[Stored data entries]

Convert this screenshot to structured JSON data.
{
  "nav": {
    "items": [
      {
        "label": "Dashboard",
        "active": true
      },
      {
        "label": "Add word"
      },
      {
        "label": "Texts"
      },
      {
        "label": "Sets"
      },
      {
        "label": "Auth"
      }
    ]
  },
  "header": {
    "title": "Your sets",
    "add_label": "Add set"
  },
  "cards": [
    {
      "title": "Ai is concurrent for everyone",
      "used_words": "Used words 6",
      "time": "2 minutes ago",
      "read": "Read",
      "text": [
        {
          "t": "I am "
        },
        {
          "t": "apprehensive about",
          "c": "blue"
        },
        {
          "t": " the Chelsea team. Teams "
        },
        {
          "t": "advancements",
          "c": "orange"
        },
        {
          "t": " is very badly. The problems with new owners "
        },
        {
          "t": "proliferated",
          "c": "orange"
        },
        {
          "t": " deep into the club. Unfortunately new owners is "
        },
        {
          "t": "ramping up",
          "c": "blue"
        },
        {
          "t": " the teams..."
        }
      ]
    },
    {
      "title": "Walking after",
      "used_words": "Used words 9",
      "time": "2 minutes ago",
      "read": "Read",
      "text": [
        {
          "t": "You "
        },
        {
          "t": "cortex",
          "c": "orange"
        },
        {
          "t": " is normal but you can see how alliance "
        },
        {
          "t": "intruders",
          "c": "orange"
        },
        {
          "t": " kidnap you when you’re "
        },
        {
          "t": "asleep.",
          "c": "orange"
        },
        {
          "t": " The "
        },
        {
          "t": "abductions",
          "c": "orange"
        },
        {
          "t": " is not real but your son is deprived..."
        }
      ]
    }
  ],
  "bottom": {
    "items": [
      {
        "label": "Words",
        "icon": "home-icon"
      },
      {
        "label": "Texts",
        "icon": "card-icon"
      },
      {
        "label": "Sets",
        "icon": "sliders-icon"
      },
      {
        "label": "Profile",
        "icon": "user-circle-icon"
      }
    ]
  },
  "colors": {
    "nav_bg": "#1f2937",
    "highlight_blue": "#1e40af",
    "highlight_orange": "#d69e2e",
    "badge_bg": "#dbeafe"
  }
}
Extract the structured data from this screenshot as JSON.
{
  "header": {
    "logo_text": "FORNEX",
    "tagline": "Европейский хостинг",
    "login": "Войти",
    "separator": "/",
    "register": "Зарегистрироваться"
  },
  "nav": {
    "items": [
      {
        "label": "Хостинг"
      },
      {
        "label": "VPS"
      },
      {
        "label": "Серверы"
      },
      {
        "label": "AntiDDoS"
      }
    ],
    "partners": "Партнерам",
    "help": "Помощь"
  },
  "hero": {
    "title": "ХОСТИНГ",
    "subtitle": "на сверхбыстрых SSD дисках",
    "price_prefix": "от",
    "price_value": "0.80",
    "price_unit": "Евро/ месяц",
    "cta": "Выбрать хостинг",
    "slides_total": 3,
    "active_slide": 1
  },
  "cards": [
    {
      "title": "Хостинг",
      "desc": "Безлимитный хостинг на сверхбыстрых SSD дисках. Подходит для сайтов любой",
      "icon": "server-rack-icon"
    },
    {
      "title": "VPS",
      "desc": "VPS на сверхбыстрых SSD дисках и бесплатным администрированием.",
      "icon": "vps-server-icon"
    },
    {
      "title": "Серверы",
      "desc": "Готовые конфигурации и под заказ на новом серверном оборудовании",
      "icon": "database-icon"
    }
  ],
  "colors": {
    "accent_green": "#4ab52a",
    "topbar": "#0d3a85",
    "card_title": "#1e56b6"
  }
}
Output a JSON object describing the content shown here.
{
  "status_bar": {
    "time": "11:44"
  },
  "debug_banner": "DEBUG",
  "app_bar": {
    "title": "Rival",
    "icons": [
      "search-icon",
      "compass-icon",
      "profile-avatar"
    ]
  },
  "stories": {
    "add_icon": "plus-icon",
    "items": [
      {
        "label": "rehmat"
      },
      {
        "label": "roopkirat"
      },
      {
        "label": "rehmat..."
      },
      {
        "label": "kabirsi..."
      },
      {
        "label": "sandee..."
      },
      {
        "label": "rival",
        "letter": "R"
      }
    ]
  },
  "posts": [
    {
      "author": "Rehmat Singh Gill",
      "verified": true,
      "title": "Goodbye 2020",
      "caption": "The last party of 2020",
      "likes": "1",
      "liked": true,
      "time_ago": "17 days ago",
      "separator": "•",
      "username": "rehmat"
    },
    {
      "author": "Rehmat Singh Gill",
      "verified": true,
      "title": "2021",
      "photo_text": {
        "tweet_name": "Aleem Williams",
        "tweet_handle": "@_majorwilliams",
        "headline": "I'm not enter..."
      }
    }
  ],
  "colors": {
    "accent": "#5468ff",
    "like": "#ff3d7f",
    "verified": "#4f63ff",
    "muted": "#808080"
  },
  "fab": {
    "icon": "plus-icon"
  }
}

Set exercise: Using the records above, find and show each line with the string "JSON".

Answer to the task:
Convert this screenshot to structured JSON data.
Extract the structured data from this screenshot as JSON.
Output a JSON object describing the content shown here.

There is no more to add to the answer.